━━━ Supplied entries ━━━
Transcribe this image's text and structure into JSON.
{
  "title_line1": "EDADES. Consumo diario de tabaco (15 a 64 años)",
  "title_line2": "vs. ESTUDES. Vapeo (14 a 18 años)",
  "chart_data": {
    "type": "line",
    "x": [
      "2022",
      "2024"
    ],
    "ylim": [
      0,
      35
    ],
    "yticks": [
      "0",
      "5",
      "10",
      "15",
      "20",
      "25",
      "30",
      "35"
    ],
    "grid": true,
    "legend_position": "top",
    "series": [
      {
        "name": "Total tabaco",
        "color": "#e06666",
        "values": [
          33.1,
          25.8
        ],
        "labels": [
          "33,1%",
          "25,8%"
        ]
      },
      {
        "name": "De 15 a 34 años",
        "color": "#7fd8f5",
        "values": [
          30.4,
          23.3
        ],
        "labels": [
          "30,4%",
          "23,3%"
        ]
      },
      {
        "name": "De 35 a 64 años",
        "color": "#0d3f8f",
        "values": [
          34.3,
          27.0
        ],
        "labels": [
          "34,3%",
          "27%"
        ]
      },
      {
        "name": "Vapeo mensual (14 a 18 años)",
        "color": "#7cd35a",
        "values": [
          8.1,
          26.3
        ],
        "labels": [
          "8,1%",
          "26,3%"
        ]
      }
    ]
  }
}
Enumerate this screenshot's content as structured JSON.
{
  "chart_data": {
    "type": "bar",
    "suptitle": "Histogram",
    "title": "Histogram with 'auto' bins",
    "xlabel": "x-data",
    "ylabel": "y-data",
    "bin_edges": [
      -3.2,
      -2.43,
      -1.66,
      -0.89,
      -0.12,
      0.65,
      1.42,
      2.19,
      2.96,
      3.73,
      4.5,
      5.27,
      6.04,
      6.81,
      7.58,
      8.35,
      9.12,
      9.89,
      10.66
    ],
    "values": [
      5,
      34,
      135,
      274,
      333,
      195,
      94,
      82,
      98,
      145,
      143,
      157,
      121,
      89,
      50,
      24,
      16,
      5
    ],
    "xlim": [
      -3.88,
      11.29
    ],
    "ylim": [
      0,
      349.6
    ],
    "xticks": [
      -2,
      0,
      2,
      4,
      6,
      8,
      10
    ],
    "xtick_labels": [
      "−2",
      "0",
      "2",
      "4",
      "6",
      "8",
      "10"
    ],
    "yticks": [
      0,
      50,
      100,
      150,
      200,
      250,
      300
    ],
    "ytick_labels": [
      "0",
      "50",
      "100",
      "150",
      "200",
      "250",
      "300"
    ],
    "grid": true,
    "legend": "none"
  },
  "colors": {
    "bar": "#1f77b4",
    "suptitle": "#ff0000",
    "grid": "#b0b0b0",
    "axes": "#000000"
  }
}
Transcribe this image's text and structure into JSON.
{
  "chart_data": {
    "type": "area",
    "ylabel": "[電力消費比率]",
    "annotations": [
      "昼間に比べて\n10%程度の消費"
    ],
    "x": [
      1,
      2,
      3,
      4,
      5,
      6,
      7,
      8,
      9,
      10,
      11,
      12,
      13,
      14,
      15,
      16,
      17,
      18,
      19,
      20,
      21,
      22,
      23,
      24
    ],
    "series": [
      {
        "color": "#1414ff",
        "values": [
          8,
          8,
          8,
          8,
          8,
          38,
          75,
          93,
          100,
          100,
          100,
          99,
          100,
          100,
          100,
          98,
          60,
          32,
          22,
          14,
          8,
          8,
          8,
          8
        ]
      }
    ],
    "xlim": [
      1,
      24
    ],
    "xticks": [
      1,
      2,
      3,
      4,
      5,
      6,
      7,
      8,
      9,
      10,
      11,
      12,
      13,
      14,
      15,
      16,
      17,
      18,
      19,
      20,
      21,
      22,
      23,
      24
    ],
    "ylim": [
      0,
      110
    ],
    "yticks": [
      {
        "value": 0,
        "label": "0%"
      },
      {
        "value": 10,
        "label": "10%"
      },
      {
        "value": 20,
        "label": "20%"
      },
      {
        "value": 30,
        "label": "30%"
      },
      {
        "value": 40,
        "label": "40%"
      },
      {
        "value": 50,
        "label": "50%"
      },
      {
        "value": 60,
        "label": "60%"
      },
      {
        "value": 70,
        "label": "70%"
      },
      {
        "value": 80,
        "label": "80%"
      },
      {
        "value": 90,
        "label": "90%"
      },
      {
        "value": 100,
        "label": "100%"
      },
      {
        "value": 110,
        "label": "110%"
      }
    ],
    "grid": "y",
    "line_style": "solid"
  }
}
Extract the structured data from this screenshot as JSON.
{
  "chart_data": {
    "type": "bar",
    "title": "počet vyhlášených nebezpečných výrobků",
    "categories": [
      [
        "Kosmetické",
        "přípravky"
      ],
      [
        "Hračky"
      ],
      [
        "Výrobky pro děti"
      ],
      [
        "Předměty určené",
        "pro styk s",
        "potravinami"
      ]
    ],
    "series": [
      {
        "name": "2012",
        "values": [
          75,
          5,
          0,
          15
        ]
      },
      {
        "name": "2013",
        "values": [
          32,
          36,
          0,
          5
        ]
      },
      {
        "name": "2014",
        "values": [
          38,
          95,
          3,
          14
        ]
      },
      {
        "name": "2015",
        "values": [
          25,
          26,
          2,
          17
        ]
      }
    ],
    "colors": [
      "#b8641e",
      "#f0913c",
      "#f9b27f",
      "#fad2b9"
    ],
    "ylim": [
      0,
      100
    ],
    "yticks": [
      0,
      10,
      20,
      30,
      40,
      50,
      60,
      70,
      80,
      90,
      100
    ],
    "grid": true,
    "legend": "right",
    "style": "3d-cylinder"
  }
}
━━━
▶ Required task
Transcribe every entry verbatim.

▶ Response for this exercise
Transcribe this image's text and structure into JSON.
{
  "title_line1": "EDADES. Consumo diario de tabaco (15 a 64 años)",
  "title_line2": "vs. ESTUDES. Vapeo (14 a 18 años)",
  "chart_data": {
    "type": "line",
    "x": [
      "2022",
      "2024"
    ],
    "ylim": [
      0,
      35
    ],
    "yticks": [
      "0",
      "5",
      "10",
      "15",
      "20",
      "25",
      "30",
      "35"
    ],
    "grid": true,
    "legend_position": "top",
    "series": [
      {
        "name": "Total tabaco",
        "color": "#e06666",
        "values": [
          33.1,
          25.8
        ],
        "labels": [
          "33,1%",
          "25,8%"
        ]
      },
      {
        "name": "De 15 a 34 años",
        "color": "#7fd8f5",
        "values": [
          30.4,
          23.3
        ],
        "labels": [
          "30,4%",
          "23,3%"
        ]
      },
      {
        "name": "De 35 a 64 años",
        "color": "#0d3f8f",
        "values": [
          34.3,
          27.0
        ],
        "labels": [
          "34,3%",
          "27%"
        ]
      },
      {
        "name": "Vapeo mensual (14 a 18 años)",
        "color": "#7cd35a",
        "values": [
          8.1,
          26.3
        ],
        "labels": [
          "8,1%",
          "26,3%"
        ]
      }
    ]
  }
}
Enumerate this screenshot's content as structured JSON.
{
  "chart_data": {
    "type": "bar",
    "suptitle": "Histogram",
    "title": "Histogram with 'auto' bins",
    "xlabel": "x-data",
    "ylabel": "y-data",
    "bin_edges": [
      -3.2,
      -2.43,
      -1.66,
      -0.89,
      -0.12,
      0.65,
      1.42,
      2.19,
      2.96,
      3.73,
      4.5,
      5.27,
      6.04,
      6.81,
      7.58,
      8.35,
      9.12,
      9.89,
      10.66
    ],
    "values": [
      5,
      34,
      135,
      274,
      333,
      195,
      94,
      82,
      98,
      145,
      143,
      157,
      121,
      89,
      50,
      24,
      16,
      5
    ],
    "xlim": [
      -3.88,
      11.29
    ],
    "ylim": [
      0,
      349.6
    ],
    "xticks": [
      -2,
      0,
      2,
      4,
      6,
      8,
      10
    ],
    "xtick_labels": [
      "−2",
      "0",
      "2",
      "4",
      "6",
      "8",
      "10"
    ],
    "yticks": [
      0,
      50,
      100,
      150,
      200,
      250,
      300
    ],
    "ytick_labels": [
      "0",
      "50",
      "100",
      "150",
      "200",
      "250",
      "300"
    ],
    "grid": true,
    "legend": "none"
  },
  "colors": {
    "bar": "#1f77b4",
    "suptitle": "#ff0000",
    "grid": "#b0b0b0",
    "axes": "#000000"
  }
}
Transcribe this image's text and structure into JSON.
{
  "chart_data": {
    "type": "area",
    "ylabel": "[電力消費比率]",
    "annotations": [
      "昼間に比べて\n10%程度の消費"
    ],
    "x": [
      1,
      2,
      3,
      4,
      5,
      6,
      7,
      8,
      9,
      10,
      11,
      12,
      13,
      14,
      15,
      16,
      17,
      18,
      19,
      20,
      21,
      22,
      23,
      24
    ],
    "series": [
      {
        "color": "#1414ff",
        "values": [
          8,
          8,
          8,
          8,
          8,
          38,
          75,
          93,
          100,
          100,
          100,
          99,
          100,
          100,
          100,
          98,
          60,
          32,
          22,
          14,
          8,
          8,
          8,
          8
        ]
      }
    ],
    "xlim": [
      1,
      24
    ],
    "xticks": [
      1,
      2,
      3,
      4,
      5,
      6,
      7,
      8,
      9,
      10,
      11,
      12,
      13,
      14,
      15,
      16,
      17,
      18,
      19,
      20,
      21,
      22,
      23,
      24
    ],
    "ylim": [
      0,
      110
    ],
    "yticks": [
      {
        "value": 0,
        "label": "0%"
      },
      {
        "value": 10,
        "label": "10%"
      },
      {
        "value": 20,
        "label": "20%"
      },
      {
        "value": 30,
        "label": "30%"
      },
      {
        "value": 40,
        "label": "40%"
      },
      {
        "value": 50,
        "label": "50%"
      },
      {
        "value": 60,
        "label": "60%"
      },
      {
        "value": 70,
        "label": "70%"
      },
      {
        "value": 80,
        "label": "80%"
      },
      {
        "value": 90,
        "label": "90%"
      },
      {
        "value": 100,
        "label": "100%"
      },
      {
        "value": 110,
        "label": "110%"
      }
    ],
    "grid": "y",
    "line_style": "solid"
  }
}
Extract the structured data from this screenshot as JSON.
{
  "chart_data": {
    "type": "bar",
    "title": "počet vyhlášených nebezpečných výrobků",
    "categories": [
      [
        "Kosmetické",
        "přípravky"
      ],
      [
        "Hračky"
      ],
      [
        "Výrobky pro děti"
      ],
      [
        "Předměty určené",
        "pro styk s",
        "potravinami"
      ]
    ],
    "series": [
      {
        "name": "2012",
        "values": [
          75,
          5,
          0,
          15
        ]
      },
      {
        "name": "2013",
        "values": [
          32,
          36,
          0,
          5
        ]
      },
      {
        "name": "2014",
        "values": [
          38,
          95,
          3,
          14
        ]
      },
      {
        "name": "2015",
        "values": [
          25,
          26,
          2,
          17
        ]
      }
    ],
    "colors": [
      "#b8641e",
      "#f0913c",
      "#f9b27f",
      "#fad2b9"
    ],
    "ylim": [
      0,
      100
    ],
    "yticks": [
      0,
      10,
      20,
      30,
      40,
      50,
      60,
      70,
      80,
      90,
      100
    ],
    "grid": true,
    "legend": "right",
    "style": "3d-cylinder"
  }
}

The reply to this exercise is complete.